Model card v3: step-by-step gated-access walkthrough, separate GPU/CPU quickstarts with hardware requirements, batch processing with tqdm progress bar

b2d0c57 verified 21 days ago

preview code

Raw

History Blame Contribute Delete

12.3 kB

	---
	library_name: peft
	base_model: meta-llama/Meta-Llama-3-8B
	license: llama3
	language:
	- en
	pipeline_tag: text-classification
	tags:
	- argument-mining
	- argument-detection
	- computational-social-science
	- llama
	- lora
	- peft
	- wiba
	---

	# WIBA Argument Detection (Llama-3-8B LoRA)

	Binary argument detection model: given a sentence or passage, it classifies the text as `Argument` or `NoArgument`. An argument is defined as text containing a claim supported by at least one premise (evidence or reasoning).

===

| Given exercise A |
Using the model card, answer each question on its own line:
(i) Which base model is listed?
(ii) Under what license is the model released?
(iii) Which two labels can the model assign to a text?
| Given exercise B |
Drawing on the model card, explain what a passage must contain for the model to classify it as `Argument`.
| Given exercise C |
Resume the WIBA argument-detection model card after its final sentence.

| Information provided |
===

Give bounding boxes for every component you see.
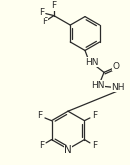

===

| Task answer A |
(i) meta-llama/Meta-Llama-3-8B
(ii) llama3
(iii) `Argument` and `NoArgument`

| Task answer B |
The passage must contain a claim supported by at least one premise, which may take the form of evidence or reasoning. This requirement follows from the model card's definition of an argument.

| Task answer C |
	This is Stage 1 of the [WIBA (What Is Being Argued?)](https://arxiv.org/abs/2405.00828) argument mining pipeline:

	\| Stage \| Task \| Model \| Type \|
	\|---\|---\|---\|---\|
	\| 1. Detect \| Is this text an argument? \| this repo \| LoRA adapter (sequence classification, 2 labels) \|
	\| 2. Extract \| What topic is being argued? \| [armaniii/llama-3-8b-claim-topic-extraction](https://huggingface.co/armaniii/llama-3-8b-claim-topic-extraction) \| Fine-tuned causal LM (pre-quantized 4-bit) \|
	\| 3. Stance \| What position does it take on the topic? \| [armaniii/llama-stance-classification](https://huggingface.co/armaniii/llama-stance-classification) \| LoRA adapter (sequence classification, 3 labels) \|

	- 📄 Paper: [WIBA: What Is Being Argued? A Comprehensive Approach to Argument Mining](https://arxiv.org/abs/2405.00828)
	- 💻 Code: [github.com/Armaniii/WIBA](https://github.com/Armaniii/WIBA)
	- 🌐 Platform: [wiba.dev](https://wiba.dev)

	## What this repo contains (adapter, not a full model)

	This repo is a PEFT LoRA adapter (~190 MB, float32), not standalone model weights. It must be loaded on top of the gated base model [`meta-llama/Meta-Llama-3-8B`](https://huggingface.co/meta-llama/Meta-Llama-3-8B) — request access to the base model and `huggingface-cli login` before use.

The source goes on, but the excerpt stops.